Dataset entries
%%
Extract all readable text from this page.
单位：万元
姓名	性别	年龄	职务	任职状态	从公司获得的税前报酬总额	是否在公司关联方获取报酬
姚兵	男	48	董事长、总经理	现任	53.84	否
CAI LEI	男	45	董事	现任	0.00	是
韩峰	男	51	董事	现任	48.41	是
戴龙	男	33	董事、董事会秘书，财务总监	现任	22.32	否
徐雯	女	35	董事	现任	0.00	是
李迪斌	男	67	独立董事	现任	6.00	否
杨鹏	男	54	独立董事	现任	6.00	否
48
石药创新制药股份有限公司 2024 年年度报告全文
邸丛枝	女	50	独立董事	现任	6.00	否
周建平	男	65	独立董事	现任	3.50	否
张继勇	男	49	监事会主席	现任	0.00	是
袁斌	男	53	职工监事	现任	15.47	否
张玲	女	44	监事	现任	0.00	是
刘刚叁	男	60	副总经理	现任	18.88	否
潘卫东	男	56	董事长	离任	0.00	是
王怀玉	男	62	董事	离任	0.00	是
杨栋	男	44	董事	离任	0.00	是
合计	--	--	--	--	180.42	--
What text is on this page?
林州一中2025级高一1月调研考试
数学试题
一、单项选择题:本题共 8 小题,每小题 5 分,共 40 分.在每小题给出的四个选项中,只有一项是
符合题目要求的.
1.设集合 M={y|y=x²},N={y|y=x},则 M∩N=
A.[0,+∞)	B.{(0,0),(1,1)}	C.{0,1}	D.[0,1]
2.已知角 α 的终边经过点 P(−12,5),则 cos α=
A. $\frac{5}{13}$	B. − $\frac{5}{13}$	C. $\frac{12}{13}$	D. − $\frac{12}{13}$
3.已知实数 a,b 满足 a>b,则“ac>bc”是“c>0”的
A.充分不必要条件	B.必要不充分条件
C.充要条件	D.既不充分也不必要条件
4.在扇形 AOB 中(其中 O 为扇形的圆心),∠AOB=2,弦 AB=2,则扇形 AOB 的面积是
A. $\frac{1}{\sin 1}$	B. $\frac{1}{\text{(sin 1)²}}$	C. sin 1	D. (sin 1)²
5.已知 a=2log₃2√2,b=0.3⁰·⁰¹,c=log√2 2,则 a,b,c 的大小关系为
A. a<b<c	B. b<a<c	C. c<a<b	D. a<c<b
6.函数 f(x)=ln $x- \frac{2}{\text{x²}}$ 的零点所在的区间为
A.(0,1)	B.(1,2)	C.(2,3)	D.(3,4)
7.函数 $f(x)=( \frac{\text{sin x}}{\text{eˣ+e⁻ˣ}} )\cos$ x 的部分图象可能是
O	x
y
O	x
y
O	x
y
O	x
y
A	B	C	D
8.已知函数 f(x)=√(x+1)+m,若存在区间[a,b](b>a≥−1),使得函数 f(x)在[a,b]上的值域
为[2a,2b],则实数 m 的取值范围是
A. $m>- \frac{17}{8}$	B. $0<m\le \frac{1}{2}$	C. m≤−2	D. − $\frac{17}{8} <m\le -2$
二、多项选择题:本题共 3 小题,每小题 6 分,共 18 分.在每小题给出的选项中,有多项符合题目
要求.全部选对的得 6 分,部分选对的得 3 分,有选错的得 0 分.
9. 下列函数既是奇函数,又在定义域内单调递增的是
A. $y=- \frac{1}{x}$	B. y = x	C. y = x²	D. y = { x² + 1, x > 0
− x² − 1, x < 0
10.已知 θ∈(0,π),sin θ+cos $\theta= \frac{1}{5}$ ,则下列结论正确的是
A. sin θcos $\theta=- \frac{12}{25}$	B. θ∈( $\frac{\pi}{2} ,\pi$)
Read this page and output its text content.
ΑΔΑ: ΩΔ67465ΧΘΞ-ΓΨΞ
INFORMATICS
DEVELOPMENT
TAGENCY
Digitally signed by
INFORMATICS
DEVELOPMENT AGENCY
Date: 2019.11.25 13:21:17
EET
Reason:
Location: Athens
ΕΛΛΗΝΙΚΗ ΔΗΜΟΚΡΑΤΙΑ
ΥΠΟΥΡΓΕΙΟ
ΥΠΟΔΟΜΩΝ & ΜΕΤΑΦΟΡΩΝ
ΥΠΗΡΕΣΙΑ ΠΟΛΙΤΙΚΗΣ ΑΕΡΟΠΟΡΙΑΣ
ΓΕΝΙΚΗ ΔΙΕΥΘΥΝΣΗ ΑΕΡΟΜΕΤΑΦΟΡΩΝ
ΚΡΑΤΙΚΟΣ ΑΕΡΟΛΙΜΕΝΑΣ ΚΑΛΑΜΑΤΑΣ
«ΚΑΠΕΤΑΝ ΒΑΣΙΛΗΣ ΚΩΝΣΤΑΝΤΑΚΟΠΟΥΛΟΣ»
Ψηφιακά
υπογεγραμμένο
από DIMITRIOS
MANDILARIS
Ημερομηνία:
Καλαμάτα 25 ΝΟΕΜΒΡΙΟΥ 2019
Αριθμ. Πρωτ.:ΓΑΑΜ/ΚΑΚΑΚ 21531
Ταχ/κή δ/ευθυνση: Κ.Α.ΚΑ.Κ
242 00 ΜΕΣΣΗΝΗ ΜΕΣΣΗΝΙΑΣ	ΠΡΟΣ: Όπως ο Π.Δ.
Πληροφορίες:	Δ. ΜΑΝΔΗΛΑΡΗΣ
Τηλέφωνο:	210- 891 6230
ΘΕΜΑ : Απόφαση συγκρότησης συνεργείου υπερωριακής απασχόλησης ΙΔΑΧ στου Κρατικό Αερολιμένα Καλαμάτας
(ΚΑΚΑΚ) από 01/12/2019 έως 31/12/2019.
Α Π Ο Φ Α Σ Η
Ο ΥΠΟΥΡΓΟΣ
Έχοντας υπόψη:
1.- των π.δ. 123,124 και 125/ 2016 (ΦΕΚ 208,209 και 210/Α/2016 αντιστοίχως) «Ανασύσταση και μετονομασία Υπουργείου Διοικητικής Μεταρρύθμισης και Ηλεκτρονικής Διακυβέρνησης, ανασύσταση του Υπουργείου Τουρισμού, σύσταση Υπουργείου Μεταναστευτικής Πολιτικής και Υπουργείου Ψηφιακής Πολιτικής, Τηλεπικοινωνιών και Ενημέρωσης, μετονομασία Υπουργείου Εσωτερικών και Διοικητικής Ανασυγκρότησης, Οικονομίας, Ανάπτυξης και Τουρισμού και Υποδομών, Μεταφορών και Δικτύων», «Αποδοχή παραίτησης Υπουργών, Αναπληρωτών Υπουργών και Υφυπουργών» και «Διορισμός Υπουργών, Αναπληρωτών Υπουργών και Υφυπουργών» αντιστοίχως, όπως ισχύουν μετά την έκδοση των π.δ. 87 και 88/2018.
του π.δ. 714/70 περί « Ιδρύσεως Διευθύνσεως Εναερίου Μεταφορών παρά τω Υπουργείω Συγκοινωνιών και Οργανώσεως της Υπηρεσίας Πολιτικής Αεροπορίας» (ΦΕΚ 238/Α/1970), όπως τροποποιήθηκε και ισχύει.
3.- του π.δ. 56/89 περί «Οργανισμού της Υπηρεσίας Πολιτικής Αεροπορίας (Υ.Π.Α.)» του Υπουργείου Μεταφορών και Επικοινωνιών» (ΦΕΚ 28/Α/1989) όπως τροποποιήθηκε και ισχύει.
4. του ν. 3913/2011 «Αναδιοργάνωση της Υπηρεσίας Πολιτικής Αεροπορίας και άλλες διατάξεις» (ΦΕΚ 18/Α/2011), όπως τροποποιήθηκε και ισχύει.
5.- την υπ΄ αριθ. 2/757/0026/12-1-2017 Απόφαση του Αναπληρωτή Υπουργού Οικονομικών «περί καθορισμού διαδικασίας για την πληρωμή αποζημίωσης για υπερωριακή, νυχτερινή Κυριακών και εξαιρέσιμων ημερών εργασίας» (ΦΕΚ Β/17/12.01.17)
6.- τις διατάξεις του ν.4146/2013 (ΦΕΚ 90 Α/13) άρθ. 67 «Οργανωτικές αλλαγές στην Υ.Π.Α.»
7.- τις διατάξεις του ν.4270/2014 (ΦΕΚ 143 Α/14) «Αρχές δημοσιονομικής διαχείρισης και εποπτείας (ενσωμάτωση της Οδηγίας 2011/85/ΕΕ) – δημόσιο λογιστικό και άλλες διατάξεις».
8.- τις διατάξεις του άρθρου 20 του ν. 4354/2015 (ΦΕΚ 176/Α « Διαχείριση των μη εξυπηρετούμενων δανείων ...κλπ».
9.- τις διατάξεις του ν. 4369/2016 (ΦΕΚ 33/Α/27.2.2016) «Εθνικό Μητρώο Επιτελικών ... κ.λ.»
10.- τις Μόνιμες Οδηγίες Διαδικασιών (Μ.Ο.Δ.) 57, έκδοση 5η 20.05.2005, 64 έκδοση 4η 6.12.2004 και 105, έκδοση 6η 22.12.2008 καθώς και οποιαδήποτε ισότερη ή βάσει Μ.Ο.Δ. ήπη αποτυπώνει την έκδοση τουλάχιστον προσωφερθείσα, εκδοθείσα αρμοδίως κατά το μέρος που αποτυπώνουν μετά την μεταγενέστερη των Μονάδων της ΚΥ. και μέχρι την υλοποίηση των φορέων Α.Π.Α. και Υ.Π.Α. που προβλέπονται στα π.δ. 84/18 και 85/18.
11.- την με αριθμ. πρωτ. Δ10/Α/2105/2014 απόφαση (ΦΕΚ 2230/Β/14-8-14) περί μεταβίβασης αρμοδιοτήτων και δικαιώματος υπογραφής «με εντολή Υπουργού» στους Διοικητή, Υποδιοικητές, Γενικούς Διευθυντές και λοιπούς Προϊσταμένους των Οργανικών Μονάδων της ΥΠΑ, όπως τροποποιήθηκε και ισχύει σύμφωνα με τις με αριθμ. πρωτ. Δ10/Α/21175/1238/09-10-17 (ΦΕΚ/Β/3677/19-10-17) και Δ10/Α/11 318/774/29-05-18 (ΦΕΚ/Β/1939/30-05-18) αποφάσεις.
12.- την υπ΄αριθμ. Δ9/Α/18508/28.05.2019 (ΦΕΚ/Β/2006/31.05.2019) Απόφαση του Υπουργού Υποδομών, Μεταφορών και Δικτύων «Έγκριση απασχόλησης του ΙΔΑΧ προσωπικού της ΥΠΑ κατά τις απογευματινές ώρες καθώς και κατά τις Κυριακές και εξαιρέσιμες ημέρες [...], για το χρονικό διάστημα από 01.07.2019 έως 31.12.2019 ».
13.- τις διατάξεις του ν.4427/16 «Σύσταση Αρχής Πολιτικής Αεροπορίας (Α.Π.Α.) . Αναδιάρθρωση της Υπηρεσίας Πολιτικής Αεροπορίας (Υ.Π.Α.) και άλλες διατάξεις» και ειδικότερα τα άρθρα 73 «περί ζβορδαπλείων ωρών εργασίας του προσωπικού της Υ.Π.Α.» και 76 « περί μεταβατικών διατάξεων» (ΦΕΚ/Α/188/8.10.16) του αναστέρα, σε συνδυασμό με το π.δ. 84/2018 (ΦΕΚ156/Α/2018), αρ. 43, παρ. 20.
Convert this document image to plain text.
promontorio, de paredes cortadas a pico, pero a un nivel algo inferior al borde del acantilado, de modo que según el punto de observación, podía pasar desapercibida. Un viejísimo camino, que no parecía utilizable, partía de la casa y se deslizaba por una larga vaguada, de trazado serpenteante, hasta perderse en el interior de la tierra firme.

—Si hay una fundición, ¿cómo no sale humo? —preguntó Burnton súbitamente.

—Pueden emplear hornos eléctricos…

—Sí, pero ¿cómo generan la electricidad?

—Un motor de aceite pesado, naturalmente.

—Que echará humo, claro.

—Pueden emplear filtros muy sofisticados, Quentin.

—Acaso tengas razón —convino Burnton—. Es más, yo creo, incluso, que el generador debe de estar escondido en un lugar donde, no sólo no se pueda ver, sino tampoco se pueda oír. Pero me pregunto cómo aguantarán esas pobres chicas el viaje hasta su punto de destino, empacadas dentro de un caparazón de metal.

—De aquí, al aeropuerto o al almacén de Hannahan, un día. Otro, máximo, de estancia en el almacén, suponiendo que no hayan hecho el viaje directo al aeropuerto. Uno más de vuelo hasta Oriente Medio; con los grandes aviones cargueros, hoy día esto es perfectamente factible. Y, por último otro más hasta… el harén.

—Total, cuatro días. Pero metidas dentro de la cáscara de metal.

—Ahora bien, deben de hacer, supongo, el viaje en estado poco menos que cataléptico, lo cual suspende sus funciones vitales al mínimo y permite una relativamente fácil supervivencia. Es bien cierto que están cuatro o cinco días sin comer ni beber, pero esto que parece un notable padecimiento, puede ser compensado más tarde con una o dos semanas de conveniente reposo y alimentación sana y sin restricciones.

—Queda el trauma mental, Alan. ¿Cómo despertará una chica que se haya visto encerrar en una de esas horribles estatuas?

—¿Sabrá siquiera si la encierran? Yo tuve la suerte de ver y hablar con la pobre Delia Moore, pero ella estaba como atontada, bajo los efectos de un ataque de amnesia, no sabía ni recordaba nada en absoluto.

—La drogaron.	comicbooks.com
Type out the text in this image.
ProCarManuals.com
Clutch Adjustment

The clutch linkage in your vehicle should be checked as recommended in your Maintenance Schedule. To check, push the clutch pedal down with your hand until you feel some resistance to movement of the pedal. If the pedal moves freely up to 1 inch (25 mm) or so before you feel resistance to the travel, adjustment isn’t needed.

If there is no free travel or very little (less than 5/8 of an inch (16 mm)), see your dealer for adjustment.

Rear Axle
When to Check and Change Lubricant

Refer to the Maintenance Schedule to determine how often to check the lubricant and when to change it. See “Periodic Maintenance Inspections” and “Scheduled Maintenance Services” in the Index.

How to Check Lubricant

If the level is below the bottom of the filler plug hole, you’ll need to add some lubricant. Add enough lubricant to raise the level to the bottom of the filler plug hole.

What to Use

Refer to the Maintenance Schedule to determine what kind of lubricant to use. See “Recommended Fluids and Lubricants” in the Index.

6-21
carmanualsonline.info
%%
» Required task
Which lines contain the word "esas"? Copy each one.

» The output
—Acaso tengas razón —convino Burnton—. Es más, yo creo, incluso, que el generador debe de estar escondido en un lugar donde, no sólo no se pueda ver, sino tampoco se pueda oír. Pero me pregunto cómo aguantarán esas pobres chicas el viaje hasta su punto de destino, empacadas dentro de un caparazón de metal.
—Queda el trauma mental, Alan. ¿Cómo despertará una chica que se haya visto encerrar en una de esas horribles estatuas?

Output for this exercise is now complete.